## REQUEST
Transcribe the records that follow in their entirety, omitting any pictures.
------------------------------------------------------------
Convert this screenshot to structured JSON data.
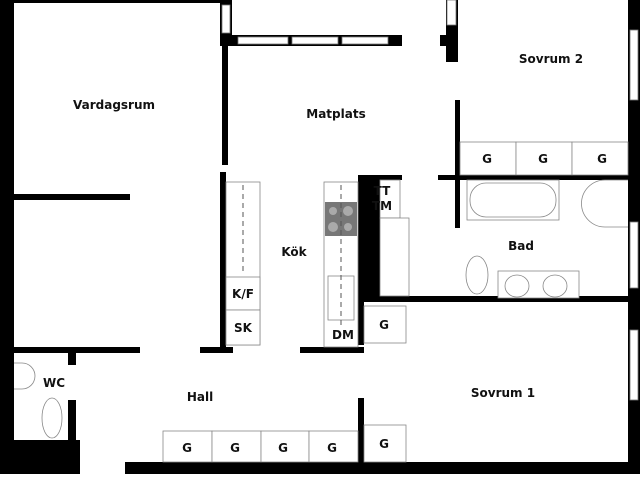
{
  "rooms": {
    "vardagsrum": "Vardagsrum",
    "matplats": "Matplats",
    "sovrum2": "Sovrum 2",
    "kok": "Kök",
    "bad": "Bad",
    "wc": "WC",
    "hall": "Hall",
    "sovrum1": "Sovrum 1"
  },
  "fixtures": {
    "tt": "TT",
    "tm": "TM",
    "kf": "K/F",
    "sk": "SK",
    "dm": "DM",
    "wardrobe": "G"
  },
  "colors": {
    "wall": "#000000",
    "stove": "#777777"
  }
}
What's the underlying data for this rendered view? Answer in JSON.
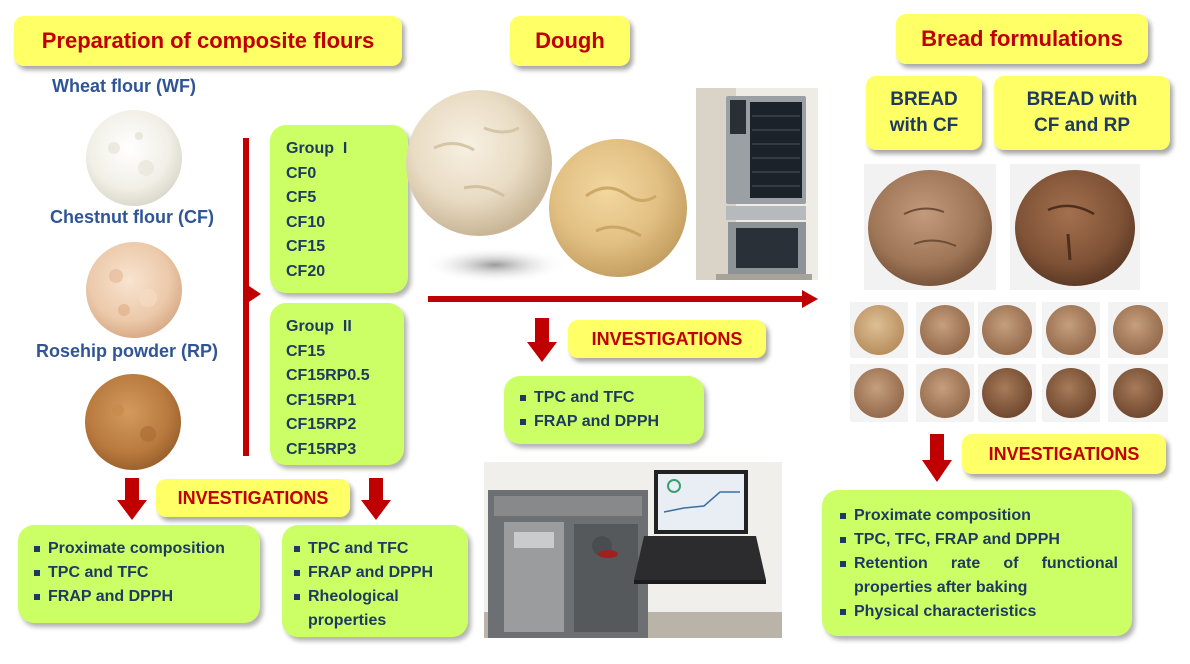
{
  "section_titles": {
    "composite": "Preparation of composite flours",
    "dough": "Dough",
    "bread": "Bread formulations"
  },
  "flours": {
    "wheat": "Wheat flour (WF)",
    "chestnut": "Chestnut flour (CF)",
    "rosehip": "Rosehip powder (RP)"
  },
  "group1": {
    "title": "Group  I",
    "items": [
      "CF0",
      "CF5",
      "CF10",
      "CF15",
      "CF20"
    ]
  },
  "group2": {
    "title": "Group  II",
    "items": [
      "CF15",
      "CF15RP0.5",
      "CF15RP1",
      "CF15RP2",
      "CF15RP3"
    ]
  },
  "investigations_label": "INVESTIGATIONS",
  "composite_invest_left": [
    "Proximate composition",
    "TPC and TFC",
    "FRAP and DPPH"
  ],
  "composite_invest_right": [
    "TPC and TFC",
    "FRAP and DPPH",
    "Rheological properties"
  ],
  "dough_invest": [
    "TPC and TFC",
    "FRAP and DPPH"
  ],
  "bread_boxes": {
    "cf": "BREAD with CF",
    "cf_rp": "BREAD with CF and RP"
  },
  "bread_invest": [
    "Proximate composition",
    "TPC, TFC, FRAP and DPPH",
    "Retention rate of functional properties after baking",
    "Physical characteristics"
  ],
  "colors": {
    "title_box": "#ffff66",
    "title_text": "#c00000",
    "green_box": "#ccff66",
    "arrow": "#c00000",
    "label_blue": "#2f5597"
  }
}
------------------------------------------------------------
## TASK SOLUTION
Convert this screenshot to structured JSON data.
{
  "rooms": {
    "vardagsrum": "Vardagsrum",
    "matplats": "Matplats",
    "sovrum2": "Sovrum 2",
    "kok": "Kök",
    "bad": "Bad",
    "wc": "WC",
    "hall": "Hall",
    "sovrum1": "Sovrum 1"
  },
  "fixtures": {
    "tt": "TT",
    "tm": "TM",
    "kf": "K/F",
    "sk": "SK",
    "dm": "DM",
    "wardrobe": "G"
  },
  "colors": {
    "wall": "#000000",
    "stove": "#777777"
  }
}
What's the underlying data for this rendered view? Answer in JSON.
{
  "section_titles": {
    "composite": "Preparation of composite flours",
    "dough": "Dough",
    "bread": "Bread formulations"
  },
  "flours": {
    "wheat": "Wheat flour (WF)",
    "chestnut": "Chestnut flour (CF)",
    "rosehip": "Rosehip powder (RP)"
  },
  "group1": {
    "title": "Group  I",
    "items": [
      "CF0",
      "CF5",
      "CF10",
      "CF15",
      "CF20"
    ]
  },
  "group2": {
    "title": "Group  II",
    "items": [
      "CF15",
      "CF15RP0.5",
      "CF15RP1",
      "CF15RP2",
      "CF15RP3"
    ]
  },
  "investigations_label": "INVESTIGATIONS",
  "composite_invest_left": [
    "Proximate composition",
    "TPC and TFC",
    "FRAP and DPPH"
  ],
  "composite_invest_right": [
    "TPC and TFC",
    "FRAP and DPPH",
    "Rheological properties"
  ],
  "dough_invest": [
    "TPC and TFC",
    "FRAP and DPPH"
  ],
  "bread_boxes": {
    "cf": "BREAD with CF",
    "cf_rp": "BREAD with CF and RP"
  },
  "bread_invest": [
    "Proximate composition",
    "TPC, TFC, FRAP and DPPH",
    "Retention rate of functional properties after baking",
    "Physical characteristics"
  ],
  "colors": {
    "title_box": "#ffff66",
    "title_text": "#c00000",
    "green_box": "#ccff66",
    "arrow": "#c00000",
    "label_blue": "#2f5597"
  }
}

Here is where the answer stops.